▶ _Material provided_:

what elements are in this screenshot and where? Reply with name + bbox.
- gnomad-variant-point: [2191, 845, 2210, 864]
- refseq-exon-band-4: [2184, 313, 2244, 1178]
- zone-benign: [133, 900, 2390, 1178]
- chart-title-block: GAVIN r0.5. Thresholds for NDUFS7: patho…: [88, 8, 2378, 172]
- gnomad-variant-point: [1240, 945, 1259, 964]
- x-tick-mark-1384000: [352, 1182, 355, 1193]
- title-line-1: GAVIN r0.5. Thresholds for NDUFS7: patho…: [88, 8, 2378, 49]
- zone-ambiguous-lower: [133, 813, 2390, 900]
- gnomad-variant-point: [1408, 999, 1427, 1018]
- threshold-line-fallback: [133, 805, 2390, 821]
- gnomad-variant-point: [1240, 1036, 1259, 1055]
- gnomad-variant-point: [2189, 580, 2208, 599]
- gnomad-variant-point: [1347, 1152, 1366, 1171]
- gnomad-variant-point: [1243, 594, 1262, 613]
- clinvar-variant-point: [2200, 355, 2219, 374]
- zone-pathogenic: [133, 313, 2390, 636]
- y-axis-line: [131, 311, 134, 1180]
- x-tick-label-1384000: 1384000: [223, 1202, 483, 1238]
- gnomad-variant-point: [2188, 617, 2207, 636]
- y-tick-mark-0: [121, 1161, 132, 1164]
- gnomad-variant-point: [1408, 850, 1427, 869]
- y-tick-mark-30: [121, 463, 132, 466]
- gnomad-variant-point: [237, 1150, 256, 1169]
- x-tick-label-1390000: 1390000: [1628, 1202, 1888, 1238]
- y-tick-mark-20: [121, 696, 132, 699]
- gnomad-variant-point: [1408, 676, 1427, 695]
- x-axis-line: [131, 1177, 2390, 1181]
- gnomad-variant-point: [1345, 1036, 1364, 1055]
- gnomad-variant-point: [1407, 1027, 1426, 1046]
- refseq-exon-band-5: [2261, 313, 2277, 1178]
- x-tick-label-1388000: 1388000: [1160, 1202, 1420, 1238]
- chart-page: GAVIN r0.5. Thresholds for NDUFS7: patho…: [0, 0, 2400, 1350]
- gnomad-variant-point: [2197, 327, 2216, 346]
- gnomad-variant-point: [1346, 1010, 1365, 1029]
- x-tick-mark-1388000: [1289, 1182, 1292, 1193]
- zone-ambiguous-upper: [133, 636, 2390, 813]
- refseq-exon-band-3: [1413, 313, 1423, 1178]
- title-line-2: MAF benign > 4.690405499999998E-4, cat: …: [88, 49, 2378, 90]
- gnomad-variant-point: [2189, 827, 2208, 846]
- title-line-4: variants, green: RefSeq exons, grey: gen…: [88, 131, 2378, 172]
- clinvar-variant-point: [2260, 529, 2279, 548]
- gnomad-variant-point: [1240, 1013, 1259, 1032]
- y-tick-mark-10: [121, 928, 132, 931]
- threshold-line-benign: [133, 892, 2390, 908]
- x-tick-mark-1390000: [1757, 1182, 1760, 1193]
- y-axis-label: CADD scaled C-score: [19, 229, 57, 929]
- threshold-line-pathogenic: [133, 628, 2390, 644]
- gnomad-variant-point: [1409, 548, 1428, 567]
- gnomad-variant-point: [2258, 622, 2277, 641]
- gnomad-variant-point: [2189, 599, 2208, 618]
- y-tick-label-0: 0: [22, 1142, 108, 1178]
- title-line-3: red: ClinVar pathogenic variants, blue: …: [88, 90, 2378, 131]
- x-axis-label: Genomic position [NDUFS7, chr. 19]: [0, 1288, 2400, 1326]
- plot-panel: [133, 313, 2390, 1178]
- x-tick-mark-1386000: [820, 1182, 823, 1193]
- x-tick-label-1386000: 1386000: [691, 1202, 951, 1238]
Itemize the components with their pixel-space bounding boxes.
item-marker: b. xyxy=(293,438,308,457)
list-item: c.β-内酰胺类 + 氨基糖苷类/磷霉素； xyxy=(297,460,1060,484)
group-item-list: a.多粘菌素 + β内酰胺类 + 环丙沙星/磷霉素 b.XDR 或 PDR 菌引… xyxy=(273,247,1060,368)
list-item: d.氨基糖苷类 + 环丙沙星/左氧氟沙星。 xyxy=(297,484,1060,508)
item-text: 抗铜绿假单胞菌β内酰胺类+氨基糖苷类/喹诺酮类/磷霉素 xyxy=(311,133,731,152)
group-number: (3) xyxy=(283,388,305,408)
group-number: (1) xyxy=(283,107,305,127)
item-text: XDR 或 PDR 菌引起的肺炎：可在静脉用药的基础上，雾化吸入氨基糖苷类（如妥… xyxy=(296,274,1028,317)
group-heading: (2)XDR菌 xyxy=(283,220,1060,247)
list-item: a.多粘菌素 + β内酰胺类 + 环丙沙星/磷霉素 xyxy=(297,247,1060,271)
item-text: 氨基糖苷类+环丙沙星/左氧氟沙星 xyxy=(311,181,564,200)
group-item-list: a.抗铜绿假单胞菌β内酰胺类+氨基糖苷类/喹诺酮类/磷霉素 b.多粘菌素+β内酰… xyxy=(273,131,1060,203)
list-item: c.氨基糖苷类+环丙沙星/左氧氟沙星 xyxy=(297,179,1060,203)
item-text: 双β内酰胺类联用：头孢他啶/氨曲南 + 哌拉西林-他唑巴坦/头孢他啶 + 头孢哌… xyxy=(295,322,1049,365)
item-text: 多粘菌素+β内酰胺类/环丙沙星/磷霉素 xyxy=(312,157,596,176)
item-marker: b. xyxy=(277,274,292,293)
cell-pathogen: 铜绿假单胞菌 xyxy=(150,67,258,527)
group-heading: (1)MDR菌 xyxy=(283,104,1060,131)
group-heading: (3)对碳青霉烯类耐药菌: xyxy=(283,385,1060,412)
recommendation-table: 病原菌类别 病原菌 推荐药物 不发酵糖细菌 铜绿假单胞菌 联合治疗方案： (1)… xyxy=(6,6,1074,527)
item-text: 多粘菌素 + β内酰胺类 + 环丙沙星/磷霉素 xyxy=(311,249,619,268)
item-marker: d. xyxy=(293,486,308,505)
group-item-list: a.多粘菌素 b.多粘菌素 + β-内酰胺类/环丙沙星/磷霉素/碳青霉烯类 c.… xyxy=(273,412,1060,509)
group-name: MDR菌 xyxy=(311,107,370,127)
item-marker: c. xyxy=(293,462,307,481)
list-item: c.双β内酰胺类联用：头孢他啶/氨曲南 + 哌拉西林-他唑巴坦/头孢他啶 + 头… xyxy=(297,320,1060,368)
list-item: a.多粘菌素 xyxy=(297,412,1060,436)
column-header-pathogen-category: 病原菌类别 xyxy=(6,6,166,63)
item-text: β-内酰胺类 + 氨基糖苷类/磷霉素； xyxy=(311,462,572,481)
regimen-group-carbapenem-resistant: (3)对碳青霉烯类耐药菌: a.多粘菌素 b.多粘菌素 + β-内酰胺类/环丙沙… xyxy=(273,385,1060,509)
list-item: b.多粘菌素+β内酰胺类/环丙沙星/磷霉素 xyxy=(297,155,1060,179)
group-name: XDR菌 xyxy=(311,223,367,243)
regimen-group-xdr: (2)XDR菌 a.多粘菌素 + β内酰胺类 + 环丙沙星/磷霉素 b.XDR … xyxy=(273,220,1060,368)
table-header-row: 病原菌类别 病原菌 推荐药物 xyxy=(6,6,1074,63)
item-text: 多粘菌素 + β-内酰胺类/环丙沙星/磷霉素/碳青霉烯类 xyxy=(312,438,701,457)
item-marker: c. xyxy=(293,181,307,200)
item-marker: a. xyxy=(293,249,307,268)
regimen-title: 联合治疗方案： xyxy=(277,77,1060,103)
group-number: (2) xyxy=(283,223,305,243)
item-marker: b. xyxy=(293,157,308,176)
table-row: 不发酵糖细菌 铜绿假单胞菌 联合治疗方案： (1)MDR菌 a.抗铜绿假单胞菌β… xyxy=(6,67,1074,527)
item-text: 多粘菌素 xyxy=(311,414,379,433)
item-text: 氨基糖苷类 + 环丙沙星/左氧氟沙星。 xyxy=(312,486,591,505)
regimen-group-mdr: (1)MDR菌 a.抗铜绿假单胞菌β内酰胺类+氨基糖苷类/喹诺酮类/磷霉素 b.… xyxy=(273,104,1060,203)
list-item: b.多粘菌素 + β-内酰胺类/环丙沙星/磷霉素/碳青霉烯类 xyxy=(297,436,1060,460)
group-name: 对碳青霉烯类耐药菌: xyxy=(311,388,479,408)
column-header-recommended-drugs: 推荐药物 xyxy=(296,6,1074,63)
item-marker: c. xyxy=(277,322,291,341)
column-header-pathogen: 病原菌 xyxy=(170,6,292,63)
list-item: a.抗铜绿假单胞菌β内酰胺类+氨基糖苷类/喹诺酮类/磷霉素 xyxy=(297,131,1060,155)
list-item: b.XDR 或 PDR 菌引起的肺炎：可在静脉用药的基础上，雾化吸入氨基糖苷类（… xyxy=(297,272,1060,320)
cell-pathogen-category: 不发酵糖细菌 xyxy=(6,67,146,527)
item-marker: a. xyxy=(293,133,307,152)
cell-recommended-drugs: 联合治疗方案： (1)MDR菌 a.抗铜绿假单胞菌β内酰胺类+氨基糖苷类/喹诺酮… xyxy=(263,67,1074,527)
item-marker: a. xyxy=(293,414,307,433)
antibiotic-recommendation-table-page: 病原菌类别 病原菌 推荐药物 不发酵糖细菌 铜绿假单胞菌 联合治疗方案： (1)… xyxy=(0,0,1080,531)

▶ _Your instructions_:
Where a line of the records has the string "喹诺酮类", return that line.

▶ _Solution for this exercise_:
item-text: 抗铜绿假单胞菌β内酰胺类+氨基糖苷类/喹诺酮类/磷霉素 xyxy=(311,133,731,152)
group-item-list: a.抗铜绿假单胞菌β内酰胺类+氨基糖苷类/喹诺酮类/磷霉素 b.多粘菌素+β内酰… xyxy=(273,131,1060,203)
regimen-group-mdr: (1)MDR菌 a.抗铜绿假单胞菌β内酰胺类+氨基糖苷类/喹诺酮类/磷霉素 b.… xyxy=(273,104,1060,203)
list-item: a.抗铜绿假单胞菌β内酰胺类+氨基糖苷类/喹诺酮类/磷霉素 xyxy=(297,131,1060,155)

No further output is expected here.